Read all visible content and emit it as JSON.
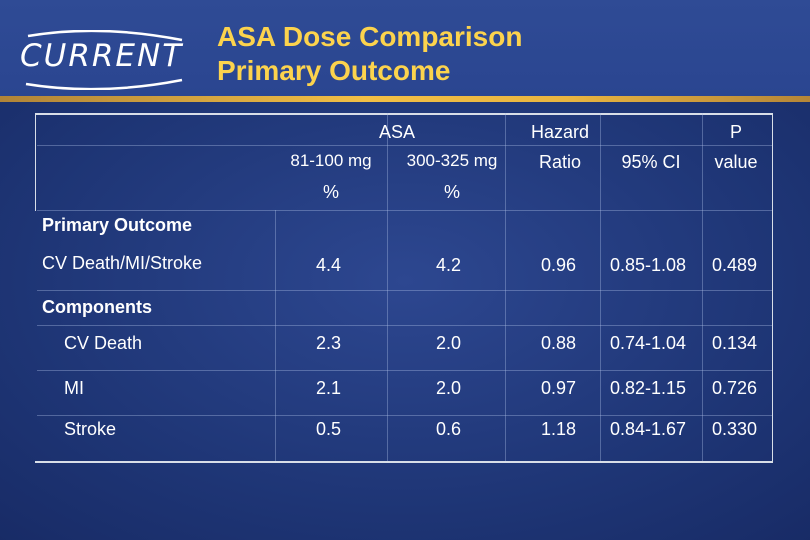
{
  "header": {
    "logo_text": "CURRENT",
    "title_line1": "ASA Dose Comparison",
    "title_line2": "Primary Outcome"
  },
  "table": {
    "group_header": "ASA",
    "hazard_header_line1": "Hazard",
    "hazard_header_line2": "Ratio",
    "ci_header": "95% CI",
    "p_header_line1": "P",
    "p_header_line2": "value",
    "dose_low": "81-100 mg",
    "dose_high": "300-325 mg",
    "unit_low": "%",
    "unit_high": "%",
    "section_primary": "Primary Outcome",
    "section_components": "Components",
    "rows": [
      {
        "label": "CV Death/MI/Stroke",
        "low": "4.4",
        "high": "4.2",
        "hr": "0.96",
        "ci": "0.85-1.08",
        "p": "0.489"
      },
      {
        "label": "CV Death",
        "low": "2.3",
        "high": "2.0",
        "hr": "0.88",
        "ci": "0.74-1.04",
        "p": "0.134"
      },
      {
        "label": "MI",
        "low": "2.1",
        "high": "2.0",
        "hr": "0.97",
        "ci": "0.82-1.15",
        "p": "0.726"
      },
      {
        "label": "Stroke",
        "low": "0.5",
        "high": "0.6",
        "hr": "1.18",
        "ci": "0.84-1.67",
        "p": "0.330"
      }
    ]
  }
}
##############################
The problem:
Copy the entries above faithfully and omit every image.

Answer to this task:
Read all visible content and emit it as JSON.
{
  "header": {
    "logo_text": "CURRENT",
    "title_line1": "ASA Dose Comparison",
    "title_line2": "Primary Outcome"
  },
  "table": {
    "group_header": "ASA",
    "hazard_header_line1": "Hazard",
    "hazard_header_line2": "Ratio",
    "ci_header": "95% CI",
    "p_header_line1": "P",
    "p_header_line2": "value",
    "dose_low": "81-100 mg",
    "dose_high": "300-325 mg",
    "unit_low": "%",
    "unit_high": "%",
    "section_primary": "Primary Outcome",
    "section_components": "Components",
    "rows": [
      {
        "label": "CV Death/MI/Stroke",
        "low": "4.4",
        "high": "4.2",
        "hr": "0.96",
        "ci": "0.85-1.08",
        "p": "0.489"
      },
      {
        "label": "CV Death",
        "low": "2.3",
        "high": "2.0",
        "hr": "0.88",
        "ci": "0.74-1.04",
        "p": "0.134"
      },
      {
        "label": "MI",
        "low": "2.1",
        "high": "2.0",
        "hr": "0.97",
        "ci": "0.82-1.15",
        "p": "0.726"
      },
      {
        "label": "Stroke",
        "low": "0.5",
        "high": "0.6",
        "hr": "1.18",
        "ci": "0.84-1.67",
        "p": "0.330"
      }
    ]
  }
}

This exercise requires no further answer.